>>>>

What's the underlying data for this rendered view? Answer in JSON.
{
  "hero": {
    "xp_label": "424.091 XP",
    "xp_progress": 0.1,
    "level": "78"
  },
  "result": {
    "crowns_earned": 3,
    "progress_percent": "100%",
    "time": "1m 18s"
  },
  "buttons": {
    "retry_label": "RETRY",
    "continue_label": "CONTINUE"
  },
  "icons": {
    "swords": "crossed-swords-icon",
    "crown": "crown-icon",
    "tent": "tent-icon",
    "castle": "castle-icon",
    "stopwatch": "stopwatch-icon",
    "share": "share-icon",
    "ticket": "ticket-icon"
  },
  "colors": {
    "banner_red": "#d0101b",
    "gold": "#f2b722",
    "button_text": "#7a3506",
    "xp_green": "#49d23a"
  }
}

<<<<

**PROBLEM TO SOLVE**.
Emit the full listing verbatim.

**TASK SOLUTION**.
What's the underlying data for this rendered view? Answer in JSON.
{
  "hero": {
    "xp_label": "424.091 XP",
    "xp_progress": 0.1,
    "level": "78"
  },
  "result": {
    "crowns_earned": 3,
    "progress_percent": "100%",
    "time": "1m 18s"
  },
  "buttons": {
    "retry_label": "RETRY",
    "continue_label": "CONTINUE"
  },
  "icons": {
    "swords": "crossed-swords-icon",
    "crown": "crown-icon",
    "tent": "tent-icon",
    "castle": "castle-icon",
    "stopwatch": "stopwatch-icon",
    "share": "share-icon",
    "ticket": "ticket-icon"
  },
  "colors": {
    "banner_red": "#d0101b",
    "gold": "#f2b722",
    "button_text": "#7a3506",
    "xp_green": "#49d23a"
  }
}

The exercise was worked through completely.